→ TASK PROMPT: Work out how many lines of the listing hold the string "Output", then answer with that number and nothing else.

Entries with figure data
····················

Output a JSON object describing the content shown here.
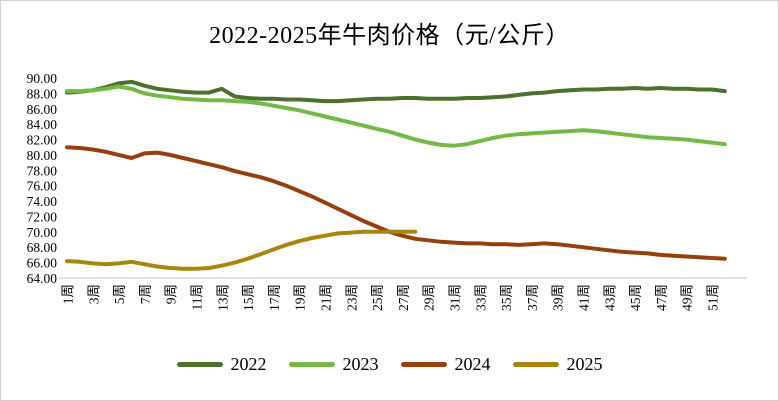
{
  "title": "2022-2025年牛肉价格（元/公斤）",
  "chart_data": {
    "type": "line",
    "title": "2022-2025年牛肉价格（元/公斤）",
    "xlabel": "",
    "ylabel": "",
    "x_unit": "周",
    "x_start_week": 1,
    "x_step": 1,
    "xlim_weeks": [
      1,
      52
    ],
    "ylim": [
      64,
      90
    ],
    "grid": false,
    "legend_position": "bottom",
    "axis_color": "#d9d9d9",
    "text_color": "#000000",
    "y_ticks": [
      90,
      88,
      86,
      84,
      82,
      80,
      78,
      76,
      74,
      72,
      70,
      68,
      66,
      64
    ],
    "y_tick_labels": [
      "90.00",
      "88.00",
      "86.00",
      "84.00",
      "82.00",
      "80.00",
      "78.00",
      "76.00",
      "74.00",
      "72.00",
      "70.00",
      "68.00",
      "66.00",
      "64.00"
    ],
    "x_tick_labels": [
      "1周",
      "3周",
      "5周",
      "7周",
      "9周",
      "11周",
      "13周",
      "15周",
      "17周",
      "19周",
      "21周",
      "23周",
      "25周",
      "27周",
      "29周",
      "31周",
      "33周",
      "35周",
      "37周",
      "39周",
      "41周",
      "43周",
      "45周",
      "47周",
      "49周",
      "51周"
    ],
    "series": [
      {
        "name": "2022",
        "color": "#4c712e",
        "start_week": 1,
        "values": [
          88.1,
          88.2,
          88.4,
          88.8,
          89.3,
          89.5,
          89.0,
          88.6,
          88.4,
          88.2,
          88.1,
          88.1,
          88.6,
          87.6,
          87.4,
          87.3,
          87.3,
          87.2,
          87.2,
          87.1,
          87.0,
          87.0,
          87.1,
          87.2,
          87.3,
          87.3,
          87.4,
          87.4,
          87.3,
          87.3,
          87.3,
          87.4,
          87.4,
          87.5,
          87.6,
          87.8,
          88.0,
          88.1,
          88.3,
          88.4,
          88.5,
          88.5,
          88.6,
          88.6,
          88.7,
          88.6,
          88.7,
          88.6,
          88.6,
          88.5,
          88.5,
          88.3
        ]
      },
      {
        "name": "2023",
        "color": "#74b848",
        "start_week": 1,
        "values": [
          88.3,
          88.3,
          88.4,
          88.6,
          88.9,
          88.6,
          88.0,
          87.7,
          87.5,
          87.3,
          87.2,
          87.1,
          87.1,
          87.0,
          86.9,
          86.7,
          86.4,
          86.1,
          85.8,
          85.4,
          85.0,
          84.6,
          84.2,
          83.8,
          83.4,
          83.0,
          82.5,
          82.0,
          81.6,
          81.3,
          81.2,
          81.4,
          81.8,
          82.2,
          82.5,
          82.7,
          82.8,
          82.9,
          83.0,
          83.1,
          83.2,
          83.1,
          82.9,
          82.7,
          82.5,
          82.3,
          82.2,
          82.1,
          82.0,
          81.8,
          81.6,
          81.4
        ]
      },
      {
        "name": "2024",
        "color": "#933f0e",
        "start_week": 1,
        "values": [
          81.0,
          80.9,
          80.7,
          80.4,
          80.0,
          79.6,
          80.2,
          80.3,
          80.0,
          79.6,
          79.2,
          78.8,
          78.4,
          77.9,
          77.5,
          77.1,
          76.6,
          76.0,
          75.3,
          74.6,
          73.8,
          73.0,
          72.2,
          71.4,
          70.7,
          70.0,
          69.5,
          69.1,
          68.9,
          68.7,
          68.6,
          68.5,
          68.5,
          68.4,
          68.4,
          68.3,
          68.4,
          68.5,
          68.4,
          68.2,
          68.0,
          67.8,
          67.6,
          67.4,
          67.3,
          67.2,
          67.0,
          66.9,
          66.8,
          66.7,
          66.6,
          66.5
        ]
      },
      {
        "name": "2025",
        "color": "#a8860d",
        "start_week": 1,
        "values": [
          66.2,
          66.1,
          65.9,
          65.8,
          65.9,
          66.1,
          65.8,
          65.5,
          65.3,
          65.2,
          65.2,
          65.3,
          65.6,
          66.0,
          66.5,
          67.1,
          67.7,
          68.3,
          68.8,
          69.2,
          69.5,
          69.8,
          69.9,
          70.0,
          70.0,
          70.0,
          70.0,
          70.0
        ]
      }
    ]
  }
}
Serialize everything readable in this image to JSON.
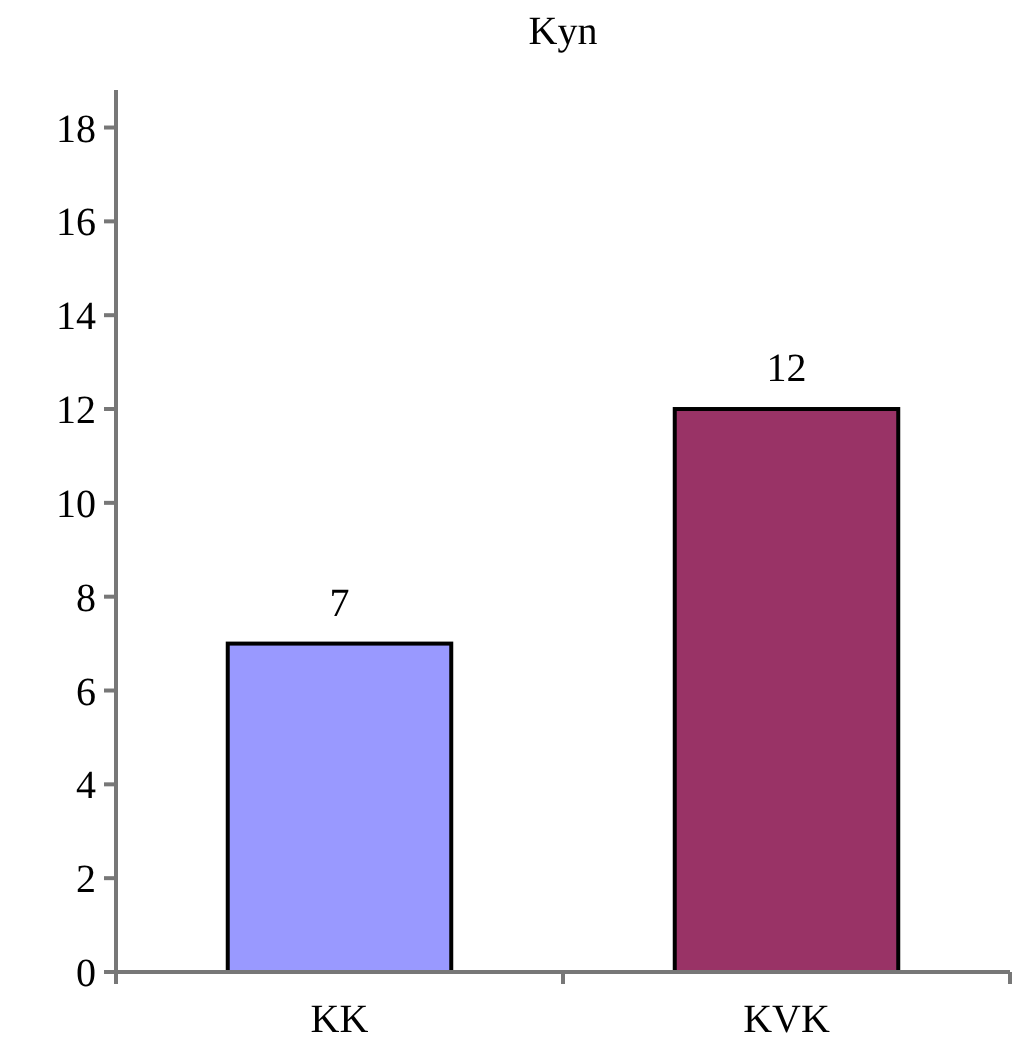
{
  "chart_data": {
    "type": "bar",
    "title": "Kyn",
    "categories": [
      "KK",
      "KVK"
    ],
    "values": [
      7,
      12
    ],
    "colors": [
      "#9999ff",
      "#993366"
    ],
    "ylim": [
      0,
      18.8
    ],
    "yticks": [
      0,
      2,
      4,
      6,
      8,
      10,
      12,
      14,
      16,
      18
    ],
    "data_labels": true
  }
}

····················

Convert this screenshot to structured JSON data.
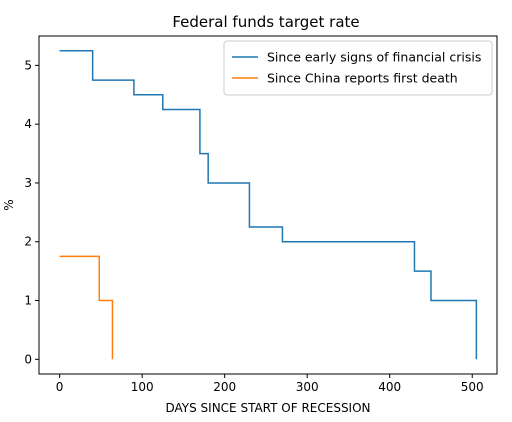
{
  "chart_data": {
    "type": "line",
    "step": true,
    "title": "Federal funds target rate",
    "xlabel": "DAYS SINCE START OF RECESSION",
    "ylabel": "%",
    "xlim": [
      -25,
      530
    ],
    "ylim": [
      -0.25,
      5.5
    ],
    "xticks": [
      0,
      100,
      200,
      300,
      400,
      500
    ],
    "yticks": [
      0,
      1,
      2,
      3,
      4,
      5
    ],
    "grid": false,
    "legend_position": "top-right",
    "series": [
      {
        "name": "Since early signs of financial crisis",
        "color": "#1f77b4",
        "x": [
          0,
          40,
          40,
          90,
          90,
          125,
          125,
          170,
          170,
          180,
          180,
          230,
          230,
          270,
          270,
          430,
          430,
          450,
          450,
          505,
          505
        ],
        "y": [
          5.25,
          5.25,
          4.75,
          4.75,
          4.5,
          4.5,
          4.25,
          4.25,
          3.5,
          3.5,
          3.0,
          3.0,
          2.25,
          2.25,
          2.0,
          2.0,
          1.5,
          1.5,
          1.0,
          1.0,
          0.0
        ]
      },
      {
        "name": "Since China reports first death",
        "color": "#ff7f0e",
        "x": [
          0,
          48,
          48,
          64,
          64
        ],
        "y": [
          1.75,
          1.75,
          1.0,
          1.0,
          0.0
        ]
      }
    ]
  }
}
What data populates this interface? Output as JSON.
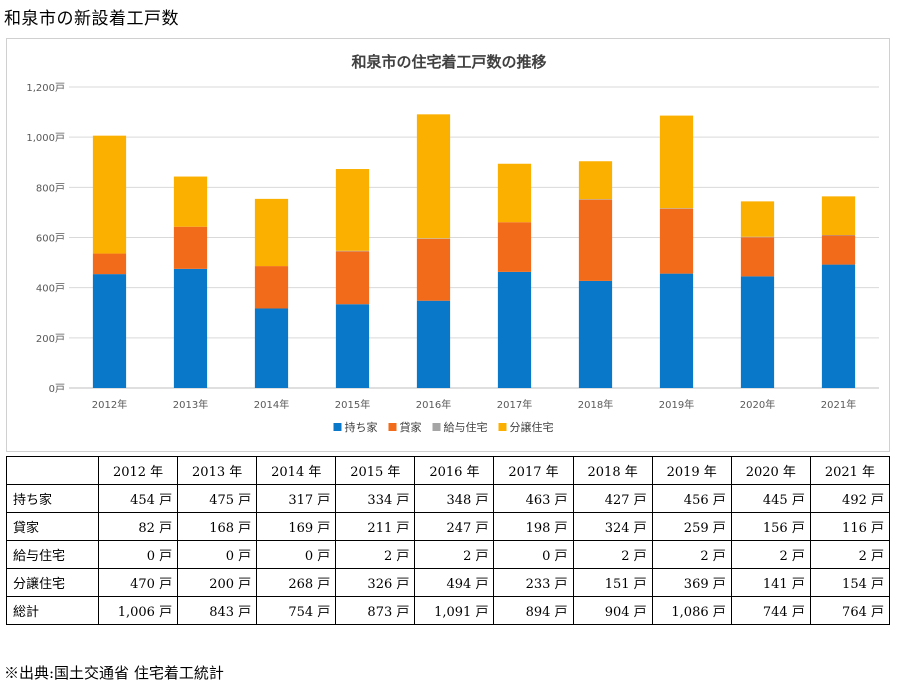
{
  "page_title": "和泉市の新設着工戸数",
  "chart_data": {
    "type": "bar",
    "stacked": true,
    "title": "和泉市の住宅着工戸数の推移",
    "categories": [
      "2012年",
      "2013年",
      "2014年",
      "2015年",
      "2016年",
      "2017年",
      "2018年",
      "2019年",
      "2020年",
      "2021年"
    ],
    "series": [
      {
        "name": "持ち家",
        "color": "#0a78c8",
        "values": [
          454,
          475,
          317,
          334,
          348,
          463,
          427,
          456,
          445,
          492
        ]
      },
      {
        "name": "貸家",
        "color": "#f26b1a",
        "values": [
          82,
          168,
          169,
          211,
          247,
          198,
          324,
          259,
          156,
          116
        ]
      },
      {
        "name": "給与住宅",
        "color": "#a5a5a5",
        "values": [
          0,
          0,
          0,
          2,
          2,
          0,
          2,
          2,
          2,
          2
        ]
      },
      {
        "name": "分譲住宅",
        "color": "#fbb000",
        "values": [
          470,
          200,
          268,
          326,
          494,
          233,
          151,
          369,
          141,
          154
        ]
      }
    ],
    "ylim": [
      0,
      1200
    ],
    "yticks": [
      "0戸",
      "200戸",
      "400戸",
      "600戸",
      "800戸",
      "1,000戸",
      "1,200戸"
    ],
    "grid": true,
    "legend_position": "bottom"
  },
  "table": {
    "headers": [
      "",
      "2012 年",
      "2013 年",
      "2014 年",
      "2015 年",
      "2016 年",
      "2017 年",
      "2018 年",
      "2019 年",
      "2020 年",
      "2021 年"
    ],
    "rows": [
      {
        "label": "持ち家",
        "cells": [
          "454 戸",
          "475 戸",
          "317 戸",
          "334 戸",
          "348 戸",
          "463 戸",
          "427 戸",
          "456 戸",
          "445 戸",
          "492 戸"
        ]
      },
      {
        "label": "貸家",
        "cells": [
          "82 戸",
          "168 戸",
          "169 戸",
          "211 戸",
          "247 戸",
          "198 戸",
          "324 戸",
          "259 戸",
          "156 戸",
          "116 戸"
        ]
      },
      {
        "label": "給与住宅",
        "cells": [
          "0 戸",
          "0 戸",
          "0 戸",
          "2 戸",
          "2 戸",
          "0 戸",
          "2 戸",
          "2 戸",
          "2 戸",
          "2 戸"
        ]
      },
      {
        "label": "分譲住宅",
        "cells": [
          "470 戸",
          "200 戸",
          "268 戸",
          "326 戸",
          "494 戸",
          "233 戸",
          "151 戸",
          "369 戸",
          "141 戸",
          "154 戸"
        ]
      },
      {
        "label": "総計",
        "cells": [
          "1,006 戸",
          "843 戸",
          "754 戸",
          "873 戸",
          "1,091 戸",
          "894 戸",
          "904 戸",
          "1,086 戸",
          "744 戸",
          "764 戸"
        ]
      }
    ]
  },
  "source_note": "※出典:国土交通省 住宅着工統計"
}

····················

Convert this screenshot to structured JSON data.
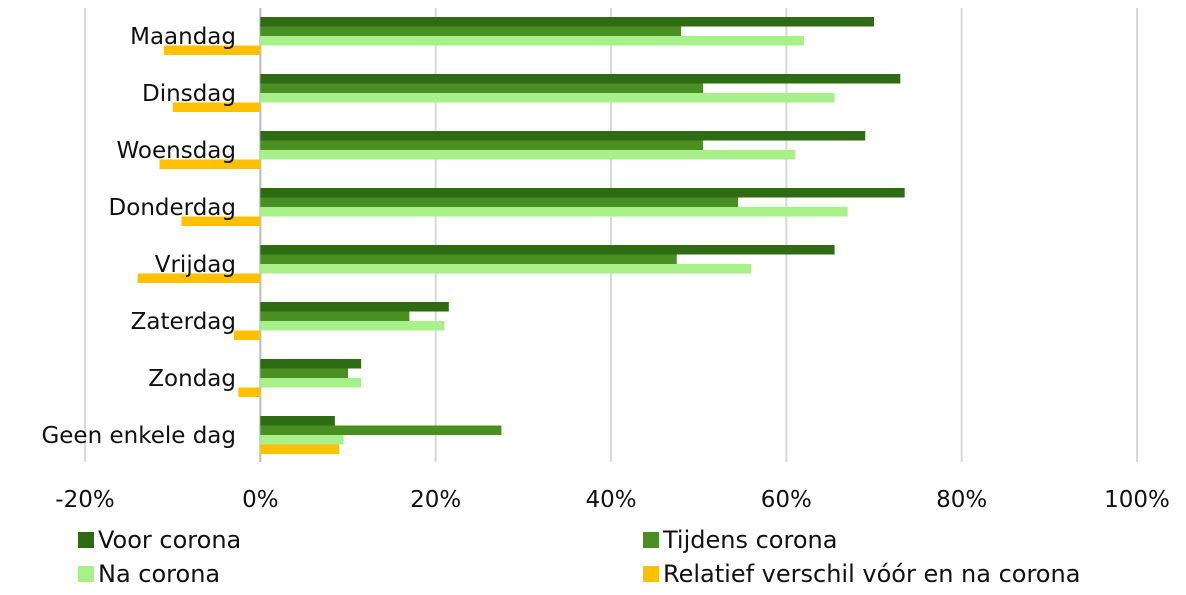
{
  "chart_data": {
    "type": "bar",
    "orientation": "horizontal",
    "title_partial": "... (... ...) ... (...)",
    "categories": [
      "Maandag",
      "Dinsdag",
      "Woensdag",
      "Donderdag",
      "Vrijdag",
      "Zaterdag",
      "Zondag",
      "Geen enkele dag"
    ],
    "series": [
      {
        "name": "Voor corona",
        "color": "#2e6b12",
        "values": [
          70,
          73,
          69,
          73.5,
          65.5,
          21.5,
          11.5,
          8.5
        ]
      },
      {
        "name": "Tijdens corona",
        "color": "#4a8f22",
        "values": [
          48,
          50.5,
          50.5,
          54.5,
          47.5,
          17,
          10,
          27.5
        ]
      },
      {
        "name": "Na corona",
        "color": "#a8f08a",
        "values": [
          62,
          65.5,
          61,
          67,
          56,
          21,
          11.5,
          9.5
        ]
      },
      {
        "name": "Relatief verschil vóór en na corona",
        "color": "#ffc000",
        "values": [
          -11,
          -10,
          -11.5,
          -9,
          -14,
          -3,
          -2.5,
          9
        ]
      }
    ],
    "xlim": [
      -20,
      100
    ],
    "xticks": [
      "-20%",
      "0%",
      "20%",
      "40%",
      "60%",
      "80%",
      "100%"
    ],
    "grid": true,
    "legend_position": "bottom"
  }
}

····················

→ PROBLEM SOLUTION: 2